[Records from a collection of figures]
○ ○ ○ ○
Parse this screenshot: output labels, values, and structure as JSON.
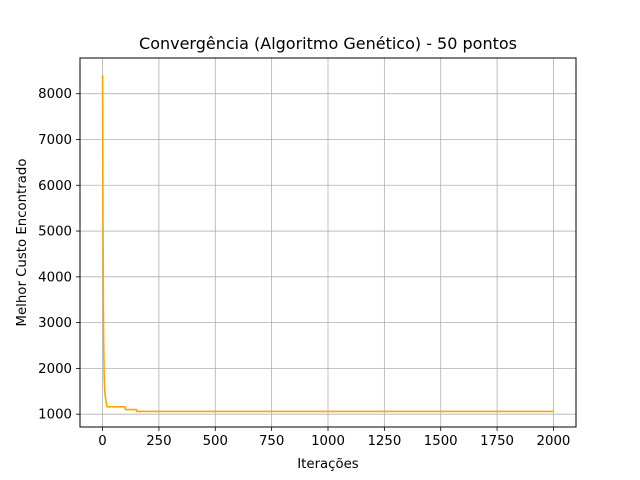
{
  "chart_data": {
    "type": "line",
    "title": "Convergência (Algoritmo Genético) - 50 pontos",
    "xlabel": "Iterações",
    "ylabel": "Melhor Custo Encontrado",
    "xlim": [
      -100,
      2100
    ],
    "ylim": [
      720,
      8780
    ],
    "xticks": [
      0,
      250,
      500,
      750,
      1000,
      1250,
      1500,
      1750,
      2000
    ],
    "yticks": [
      1000,
      2000,
      3000,
      4000,
      5000,
      6000,
      7000,
      8000
    ],
    "grid": true,
    "line_color": "#ffa500",
    "series": [
      {
        "x": [
          0,
          1,
          2,
          3,
          4,
          5,
          6,
          7,
          8,
          10,
          12,
          15,
          18,
          20,
          25,
          30,
          40,
          50,
          60,
          80,
          100,
          101,
          150,
          151,
          300,
          500,
          1000,
          1500,
          2000
        ],
        "y": [
          8400,
          7000,
          5200,
          4000,
          3100,
          2600,
          2200,
          1900,
          1700,
          1500,
          1400,
          1300,
          1200,
          1160,
          1160,
          1160,
          1160,
          1160,
          1160,
          1160,
          1160,
          1100,
          1100,
          1060,
          1060,
          1060,
          1060,
          1060,
          1060
        ]
      }
    ]
  }
}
○ ○ ○ ○
> _PROBLEM STATEMENT_:
Pictures are not part of the copy; reproduce everything else in the records exactly.

> _RESPONSE TO THIS TASK_:
Parse this screenshot: output labels, values, and structure as JSON.
{
  "chart_data": {
    "type": "line",
    "title": "Convergência (Algoritmo Genético) - 50 pontos",
    "xlabel": "Iterações",
    "ylabel": "Melhor Custo Encontrado",
    "xlim": [
      -100,
      2100
    ],
    "ylim": [
      720,
      8780
    ],
    "xticks": [
      0,
      250,
      500,
      750,
      1000,
      1250,
      1500,
      1750,
      2000
    ],
    "yticks": [
      1000,
      2000,
      3000,
      4000,
      5000,
      6000,
      7000,
      8000
    ],
    "grid": true,
    "line_color": "#ffa500",
    "series": [
      {
        "x": [
          0,
          1,
          2,
          3,
          4,
          5,
          6,
          7,
          8,
          10,
          12,
          15,
          18,
          20,
          25,
          30,
          40,
          50,
          60,
          80,
          100,
          101,
          150,
          151,
          300,
          500,
          1000,
          1500,
          2000
        ],
        "y": [
          8400,
          7000,
          5200,
          4000,
          3100,
          2600,
          2200,
          1900,
          1700,
          1500,
          1400,
          1300,
          1200,
          1160,
          1160,
          1160,
          1160,
          1160,
          1160,
          1160,
          1160,
          1100,
          1100,
          1060,
          1060,
          1060,
          1060,
          1060,
          1060
        ]
      }
    ]
  }
}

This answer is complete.